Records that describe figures
++++++

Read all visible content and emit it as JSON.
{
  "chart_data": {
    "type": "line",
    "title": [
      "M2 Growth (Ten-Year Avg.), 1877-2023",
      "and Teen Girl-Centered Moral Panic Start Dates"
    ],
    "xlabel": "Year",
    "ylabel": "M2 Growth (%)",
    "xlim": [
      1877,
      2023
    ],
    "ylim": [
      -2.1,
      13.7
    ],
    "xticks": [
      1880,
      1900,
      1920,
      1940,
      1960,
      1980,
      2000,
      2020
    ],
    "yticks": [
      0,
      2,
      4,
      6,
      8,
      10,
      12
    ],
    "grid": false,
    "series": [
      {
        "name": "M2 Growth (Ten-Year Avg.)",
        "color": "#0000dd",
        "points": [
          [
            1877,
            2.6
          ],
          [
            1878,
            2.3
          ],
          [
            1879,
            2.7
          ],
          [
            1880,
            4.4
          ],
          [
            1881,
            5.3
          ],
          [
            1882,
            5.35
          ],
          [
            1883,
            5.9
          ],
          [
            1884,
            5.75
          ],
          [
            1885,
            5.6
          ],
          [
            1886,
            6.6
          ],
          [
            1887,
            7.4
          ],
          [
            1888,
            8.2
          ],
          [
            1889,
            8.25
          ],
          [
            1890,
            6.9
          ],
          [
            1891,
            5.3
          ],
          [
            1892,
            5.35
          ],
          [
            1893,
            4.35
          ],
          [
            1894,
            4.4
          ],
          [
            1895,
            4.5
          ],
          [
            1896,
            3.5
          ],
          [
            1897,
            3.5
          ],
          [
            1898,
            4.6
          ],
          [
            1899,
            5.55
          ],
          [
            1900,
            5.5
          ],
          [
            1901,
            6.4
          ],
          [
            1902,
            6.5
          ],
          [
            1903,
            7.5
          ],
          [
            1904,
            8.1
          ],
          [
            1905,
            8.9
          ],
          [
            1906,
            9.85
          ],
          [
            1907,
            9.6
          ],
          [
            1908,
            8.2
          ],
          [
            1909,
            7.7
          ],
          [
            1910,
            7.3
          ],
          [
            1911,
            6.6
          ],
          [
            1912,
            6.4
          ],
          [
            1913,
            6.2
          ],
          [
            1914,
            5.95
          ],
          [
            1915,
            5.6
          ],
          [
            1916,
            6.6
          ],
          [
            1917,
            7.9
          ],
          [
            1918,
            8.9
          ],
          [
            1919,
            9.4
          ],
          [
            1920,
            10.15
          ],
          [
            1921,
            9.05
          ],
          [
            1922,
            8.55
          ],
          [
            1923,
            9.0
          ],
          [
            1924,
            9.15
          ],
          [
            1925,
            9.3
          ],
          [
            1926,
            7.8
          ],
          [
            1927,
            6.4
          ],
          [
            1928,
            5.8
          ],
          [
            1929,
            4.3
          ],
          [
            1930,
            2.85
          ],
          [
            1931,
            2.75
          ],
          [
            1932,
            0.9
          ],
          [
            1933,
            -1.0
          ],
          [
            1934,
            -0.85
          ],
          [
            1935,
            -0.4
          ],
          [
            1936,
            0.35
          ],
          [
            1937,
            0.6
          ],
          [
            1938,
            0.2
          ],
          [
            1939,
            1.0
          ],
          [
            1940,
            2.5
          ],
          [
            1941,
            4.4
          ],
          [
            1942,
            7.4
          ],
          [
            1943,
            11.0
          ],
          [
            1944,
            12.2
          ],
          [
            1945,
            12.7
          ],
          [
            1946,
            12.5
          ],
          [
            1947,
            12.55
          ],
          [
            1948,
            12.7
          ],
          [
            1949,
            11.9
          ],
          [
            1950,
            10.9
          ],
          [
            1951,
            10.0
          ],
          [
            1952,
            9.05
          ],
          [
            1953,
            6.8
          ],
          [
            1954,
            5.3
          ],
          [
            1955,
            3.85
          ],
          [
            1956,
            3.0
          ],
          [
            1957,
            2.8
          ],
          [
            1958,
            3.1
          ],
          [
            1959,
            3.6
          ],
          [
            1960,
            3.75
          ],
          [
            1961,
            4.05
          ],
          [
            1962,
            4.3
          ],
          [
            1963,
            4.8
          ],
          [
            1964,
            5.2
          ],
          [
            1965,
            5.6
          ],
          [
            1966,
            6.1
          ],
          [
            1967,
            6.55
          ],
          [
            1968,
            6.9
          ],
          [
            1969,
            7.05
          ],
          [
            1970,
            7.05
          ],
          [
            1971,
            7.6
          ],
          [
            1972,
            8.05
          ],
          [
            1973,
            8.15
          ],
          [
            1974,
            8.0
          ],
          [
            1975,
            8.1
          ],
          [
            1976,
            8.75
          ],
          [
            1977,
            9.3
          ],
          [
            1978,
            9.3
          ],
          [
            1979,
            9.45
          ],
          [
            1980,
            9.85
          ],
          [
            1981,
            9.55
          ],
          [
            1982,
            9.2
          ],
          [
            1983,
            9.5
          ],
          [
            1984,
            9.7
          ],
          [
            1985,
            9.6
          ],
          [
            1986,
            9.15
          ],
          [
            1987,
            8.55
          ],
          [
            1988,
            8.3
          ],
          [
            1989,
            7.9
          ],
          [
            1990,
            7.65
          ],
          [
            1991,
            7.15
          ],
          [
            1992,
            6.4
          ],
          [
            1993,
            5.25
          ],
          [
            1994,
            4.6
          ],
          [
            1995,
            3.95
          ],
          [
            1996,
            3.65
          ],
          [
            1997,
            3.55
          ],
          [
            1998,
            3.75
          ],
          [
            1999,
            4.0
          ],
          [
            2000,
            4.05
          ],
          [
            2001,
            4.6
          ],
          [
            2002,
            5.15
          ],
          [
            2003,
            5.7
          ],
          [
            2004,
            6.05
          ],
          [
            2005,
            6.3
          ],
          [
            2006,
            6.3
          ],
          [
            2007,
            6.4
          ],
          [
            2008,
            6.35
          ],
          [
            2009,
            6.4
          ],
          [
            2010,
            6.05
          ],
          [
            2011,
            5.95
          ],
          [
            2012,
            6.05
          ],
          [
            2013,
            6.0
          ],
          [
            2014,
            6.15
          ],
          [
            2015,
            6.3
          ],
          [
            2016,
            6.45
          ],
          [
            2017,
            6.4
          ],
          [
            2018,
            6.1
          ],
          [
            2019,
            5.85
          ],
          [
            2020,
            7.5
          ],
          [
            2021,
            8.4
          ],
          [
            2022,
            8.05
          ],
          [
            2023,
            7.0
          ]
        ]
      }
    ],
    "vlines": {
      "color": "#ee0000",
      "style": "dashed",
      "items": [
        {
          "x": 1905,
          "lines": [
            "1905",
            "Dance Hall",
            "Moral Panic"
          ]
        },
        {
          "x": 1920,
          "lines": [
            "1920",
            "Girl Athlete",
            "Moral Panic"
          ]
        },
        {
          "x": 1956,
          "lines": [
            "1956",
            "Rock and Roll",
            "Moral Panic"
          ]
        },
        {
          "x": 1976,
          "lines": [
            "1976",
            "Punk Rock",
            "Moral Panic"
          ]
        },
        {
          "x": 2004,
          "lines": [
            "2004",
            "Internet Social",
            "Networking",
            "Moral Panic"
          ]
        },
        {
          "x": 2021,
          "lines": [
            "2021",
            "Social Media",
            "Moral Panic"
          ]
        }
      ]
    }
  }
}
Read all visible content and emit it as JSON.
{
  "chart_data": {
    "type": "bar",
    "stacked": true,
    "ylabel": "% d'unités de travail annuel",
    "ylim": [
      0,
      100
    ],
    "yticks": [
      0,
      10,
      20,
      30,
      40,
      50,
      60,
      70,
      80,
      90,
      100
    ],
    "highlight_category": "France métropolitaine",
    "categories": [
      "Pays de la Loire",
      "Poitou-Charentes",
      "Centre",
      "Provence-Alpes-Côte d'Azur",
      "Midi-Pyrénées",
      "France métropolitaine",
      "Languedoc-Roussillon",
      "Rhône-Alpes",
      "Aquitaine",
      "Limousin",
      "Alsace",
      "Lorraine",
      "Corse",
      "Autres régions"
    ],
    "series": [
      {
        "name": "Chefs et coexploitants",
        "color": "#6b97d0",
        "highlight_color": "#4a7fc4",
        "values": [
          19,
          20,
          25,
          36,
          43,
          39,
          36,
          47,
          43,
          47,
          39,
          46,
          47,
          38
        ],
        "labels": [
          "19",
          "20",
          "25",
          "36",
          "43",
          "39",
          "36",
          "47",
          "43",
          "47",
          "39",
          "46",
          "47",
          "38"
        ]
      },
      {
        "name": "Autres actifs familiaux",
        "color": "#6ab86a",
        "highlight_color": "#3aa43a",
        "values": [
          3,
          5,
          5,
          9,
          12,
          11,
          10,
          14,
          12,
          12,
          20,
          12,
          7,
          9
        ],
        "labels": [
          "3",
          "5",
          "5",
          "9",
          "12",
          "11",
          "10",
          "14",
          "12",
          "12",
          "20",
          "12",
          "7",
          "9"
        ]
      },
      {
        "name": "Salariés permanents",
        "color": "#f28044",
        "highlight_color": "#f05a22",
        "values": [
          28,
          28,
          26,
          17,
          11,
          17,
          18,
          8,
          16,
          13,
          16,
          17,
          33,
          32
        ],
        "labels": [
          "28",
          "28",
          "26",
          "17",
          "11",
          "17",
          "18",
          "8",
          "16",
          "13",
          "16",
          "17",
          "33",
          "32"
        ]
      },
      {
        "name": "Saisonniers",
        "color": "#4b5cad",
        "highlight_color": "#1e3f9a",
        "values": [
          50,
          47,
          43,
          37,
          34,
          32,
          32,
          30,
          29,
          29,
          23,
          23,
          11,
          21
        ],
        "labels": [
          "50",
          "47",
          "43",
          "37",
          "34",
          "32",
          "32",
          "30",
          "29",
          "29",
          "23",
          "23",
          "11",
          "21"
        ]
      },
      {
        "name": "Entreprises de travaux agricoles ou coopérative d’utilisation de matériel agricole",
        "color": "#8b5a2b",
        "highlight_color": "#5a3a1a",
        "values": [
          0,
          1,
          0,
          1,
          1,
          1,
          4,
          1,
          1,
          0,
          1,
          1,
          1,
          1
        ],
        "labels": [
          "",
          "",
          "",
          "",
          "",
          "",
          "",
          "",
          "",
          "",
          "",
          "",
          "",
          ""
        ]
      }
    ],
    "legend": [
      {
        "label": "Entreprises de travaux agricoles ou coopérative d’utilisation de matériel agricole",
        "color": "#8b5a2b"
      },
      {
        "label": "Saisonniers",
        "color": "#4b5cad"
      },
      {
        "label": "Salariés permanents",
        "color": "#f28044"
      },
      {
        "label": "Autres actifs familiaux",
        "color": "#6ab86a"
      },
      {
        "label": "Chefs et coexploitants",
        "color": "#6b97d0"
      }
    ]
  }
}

++++++

[GIVEN INSTRUCTION]
From the listing above, copy every line that includes the word "Girl".

[WORKED SOLUTION]
      "and Teen Girl-Centered Moral Panic Start Dates"
            "Girl Athlete",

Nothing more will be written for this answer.